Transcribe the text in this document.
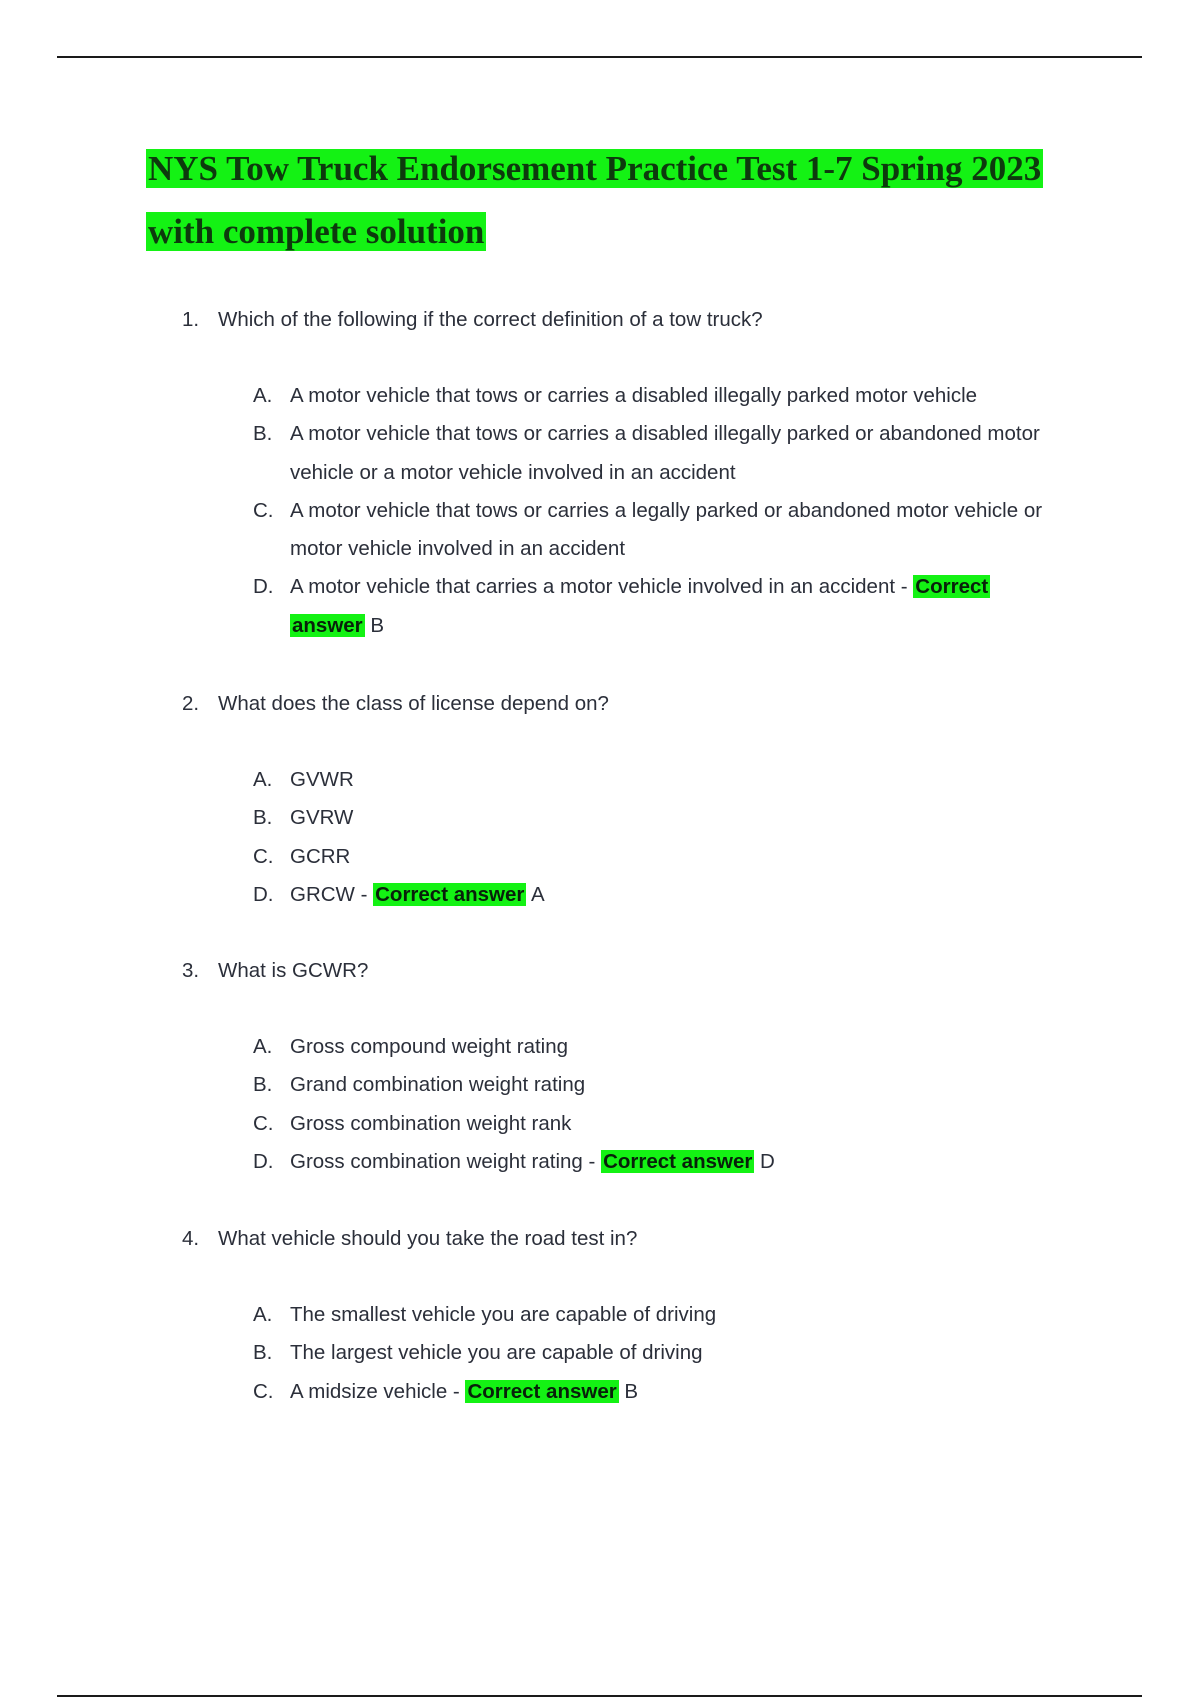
NYS Tow Truck Endorsement Practice Test 1-7 Spring 2023
with complete solution
1. Which of the following if the correct definition of a tow truck?
A. A motor vehicle that tows or carries a disabled illegally parked motor vehicle
B. A motor vehicle that tows or carries a disabled illegally parked or abandoned motor vehicle or a motor vehicle involved in an accident
C. A motor vehicle that tows or carries a legally parked or abandoned motor vehicle or motor vehicle involved in an accident
D. A motor vehicle that carries a motor vehicle involved in an accident - Correct
answer B
2. What does the class of license depend on?
A. GVWR
B. GVRW
C. GCRR
D. GRCW - Correct answer A
3. What is GCWR?
A. Gross compound weight rating
B. Grand combination weight rating
C. Gross combination weight rank
D. Gross combination weight rating - Correct answer D
4. What vehicle should you take the road test in?
A. The smallest vehicle you are capable of driving
B. The largest vehicle you are capable of driving
C. A midsize vehicle - Correct answer B
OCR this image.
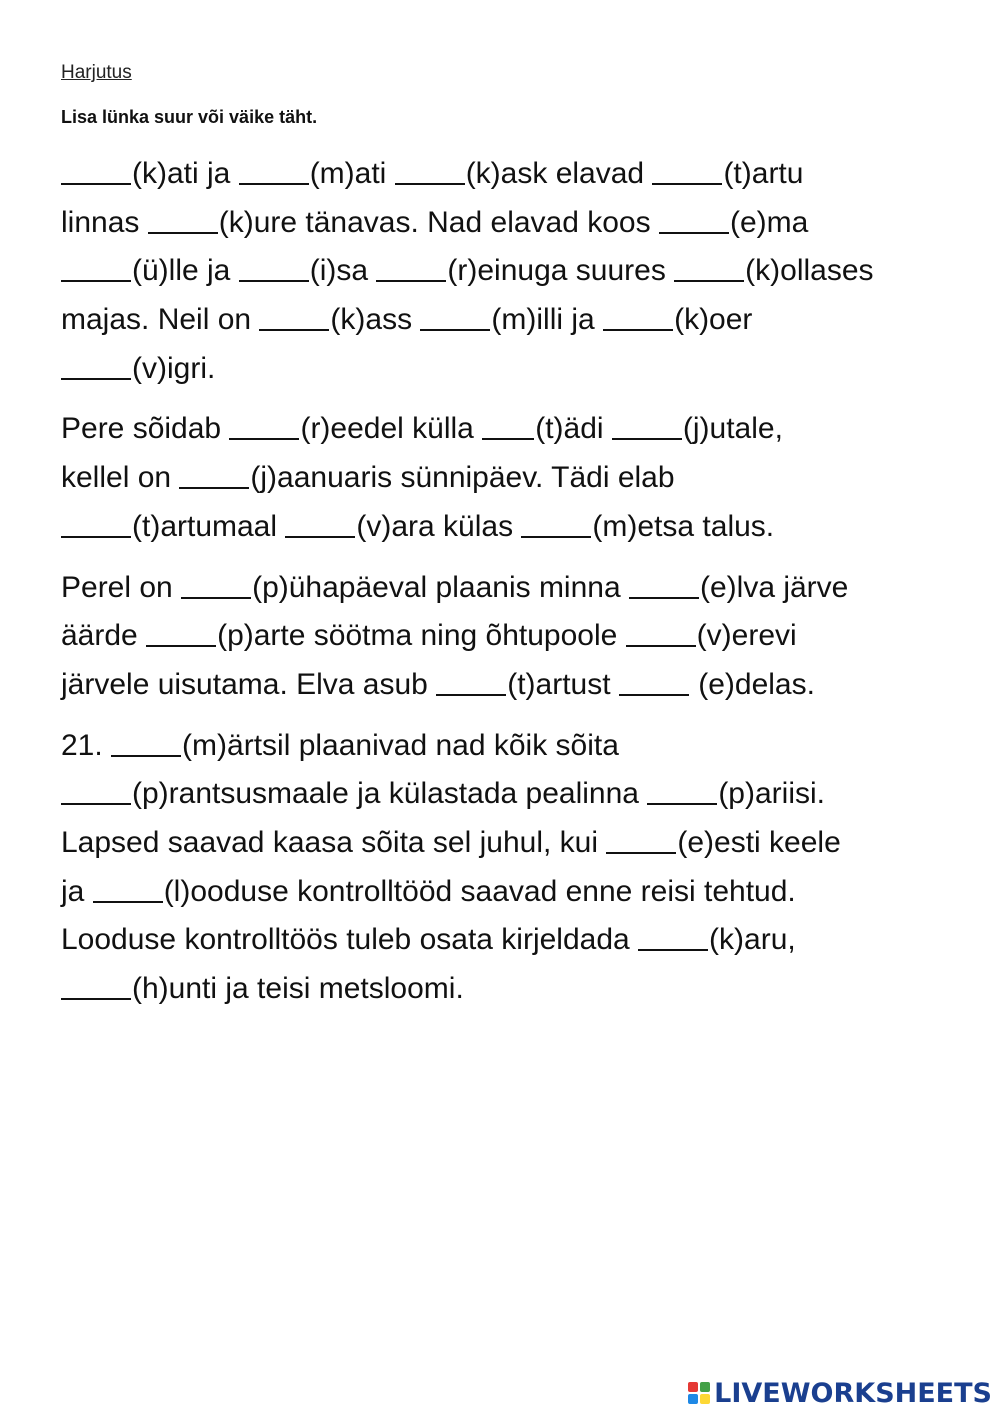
Harjutus
Lisa lünka suur või väike täht.
(k)ati ja (m)ati (k)ask elavad (t)artu
linnas (k)ure tänavas. Nad elavad koos (e)ma
(ü)lle ja (i)sa (r)einuga suures (k)ollases
majas. Neil on (k)ass (m)illi ja (k)oer
(v)igri.
Pere sõidab (r)eedel külla (t)ädi (j)utale,
kellel on (j)aanuaris sünnipäev. Tädi elab
(t)artumaal (v)ara külas (m)etsa talus.
Perel on (p)ühapäeval plaanis minna (e)lva järve
äärde (p)arte söötma ning õhtupoole (v)erevi
järvele uisutama. Elva asub (t)artust  (e)delas.
21. (m)ärtsil plaanivad nad kõik sõita
(p)rantsusmaale ja külastada pealinna (p)ariisi.
Lapsed saavad kaasa sõita sel juhul, kui (e)esti keele
ja (l)ooduse kontrolltööd saavad enne reisi tehtud.
Looduse kontrolltöös tuleb osata kirjeldada (k)aru,
(h)unti ja teisi metsloomi.
LIVEWORKSHEETS
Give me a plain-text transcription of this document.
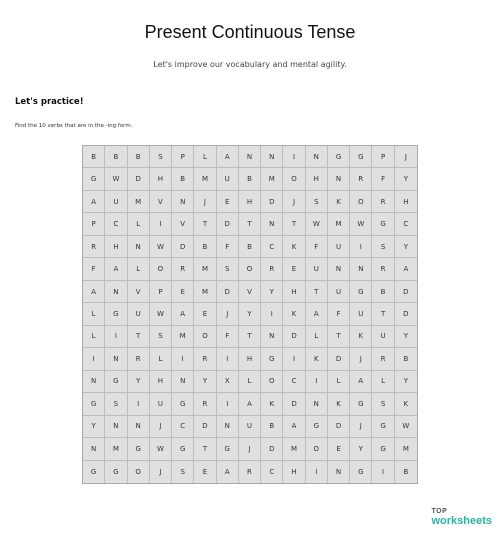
Present Continuous Tense
Let's improve our vocabulary and mental agility.
Let's practice!
Find the 10 verbs that are in the -ing form.
B	B	B	S	P	L	A	N	N	I	N	G	G	P	J
G	W	D	H	B	M	U	B	M	O	H	N	R	F	Y
A	U	M	V	N	J	E	H	D	J	S	K	O	R	H
P	C	L	I	V	T	D	T	N	T	W	M	W	G	C
R	H	N	W	D	B	F	B	C	K	F	U	I	S	Y
F	A	L	O	R	M	S	O	R	E	U	N	N	R	A
A	N	V	P	E	M	D	V	Y	H	T	U	G	B	D
L	G	U	W	A	E	J	Y	I	K	A	F	U	T	D
L	I	T	S	M	O	F	T	N	D	L	T	K	U	Y
I	N	R	L	I	R	I	H	G	I	K	D	J	R	B
N	G	Y	H	N	Y	X	L	O	C	I	L	A	L	Y
G	S	I	U	G	R	I	A	K	D	N	K	G	S	K
Y	N	N	J	C	D	N	U	B	A	G	D	J	G	W
N	M	G	W	G	T	G	J	D	M	O	E	Y	G	M
G	G	O	J	S	E	A	R	C	H	I	N	G	I	B
TOP
worksheets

=======

WHAT NEEDS TO BE DONE = Quote every entry exactly, with the pictures omitted.

FINISHED ANSWER =
Transcribe the text in this document.
NYS Tow Truck Endorsement Practice Test 1-7 Spring 2023
with complete solution
1. Which of the following if the correct definition of a tow truck?
A. A motor vehicle that tows or carries a disabled illegally parked motor vehicle
B. A motor vehicle that tows or carries a disabled illegally parked or abandoned motor vehicle or a motor vehicle involved in an accident
C. A motor vehicle that tows or carries a legally parked or abandoned motor vehicle or motor vehicle involved in an accident
D. A motor vehicle that carries a motor vehicle involved in an accident - Correct
answer B
2. What does the class of license depend on?
A. GVWR
B. GVRW
C. GCRR
D. GRCW - Correct answer A
3. What is GCWR?
A. Gross compound weight rating
B. Grand combination weight rating
C. Gross combination weight rank
D. Gross combination weight rating - Correct answer D
4. What vehicle should you take the road test in?
A. The smallest vehicle you are capable of driving
B. The largest vehicle you are capable of driving
C. A midsize vehicle - Correct answer B
OCR this image.
Harjutus
Lisa lünka suur või väike täht.
(k)ati ja (m)ati (k)ask elavad (t)artu
linnas (k)ure tänavas. Nad elavad koos (e)ma
(ü)lle ja (i)sa (r)einuga suures (k)ollases
majas. Neil on (k)ass (m)illi ja (k)oer
(v)igri.
Pere sõidab (r)eedel külla (t)ädi (j)utale,
kellel on (j)aanuaris sünnipäev. Tädi elab
(t)artumaal (v)ara külas (m)etsa talus.
Perel on (p)ühapäeval plaanis minna (e)lva järve
äärde (p)arte söötma ning õhtupoole (v)erevi
järvele uisutama. Elva asub (t)artust  (e)delas.
21. (m)ärtsil plaanivad nad kõik sõita
(p)rantsusmaale ja külastada pealinna (p)ariisi.
Lapsed saavad kaasa sõita sel juhul, kui (e)esti keele
ja (l)ooduse kontrolltööd saavad enne reisi tehtud.
Looduse kontrolltöös tuleb osata kirjeldada (k)aru,
(h)unti ja teisi metsloomi.
LIVEWORKSHEETS
Give me a plain-text transcription of this document.
Present Continuous Tense
Let's improve our vocabulary and mental agility.
Let's practice!
Find the 10 verbs that are in the -ing form.
B	B	B	S	P	L	A	N	N	I	N	G	G	P	J
G	W	D	H	B	M	U	B	M	O	H	N	R	F	Y
A	U	M	V	N	J	E	H	D	J	S	K	O	R	H
P	C	L	I	V	T	D	T	N	T	W	M	W	G	C
R	H	N	W	D	B	F	B	C	K	F	U	I	S	Y
F	A	L	O	R	M	S	O	R	E	U	N	N	R	A
A	N	V	P	E	M	D	V	Y	H	T	U	G	B	D
L	G	U	W	A	E	J	Y	I	K	A	F	U	T	D
L	I	T	S	M	O	F	T	N	D	L	T	K	U	Y
I	N	R	L	I	R	I	H	G	I	K	D	J	R	B
N	G	Y	H	N	Y	X	L	O	C	I	L	A	L	Y
G	S	I	U	G	R	I	A	K	D	N	K	G	S	K
Y	N	N	J	C	D	N	U	B	A	G	D	J	G	W
N	M	G	W	G	T	G	J	D	M	O	E	Y	G	M
G	G	O	J	S	E	A	R	C	H	I	N	G	I	B
TOP
worksheets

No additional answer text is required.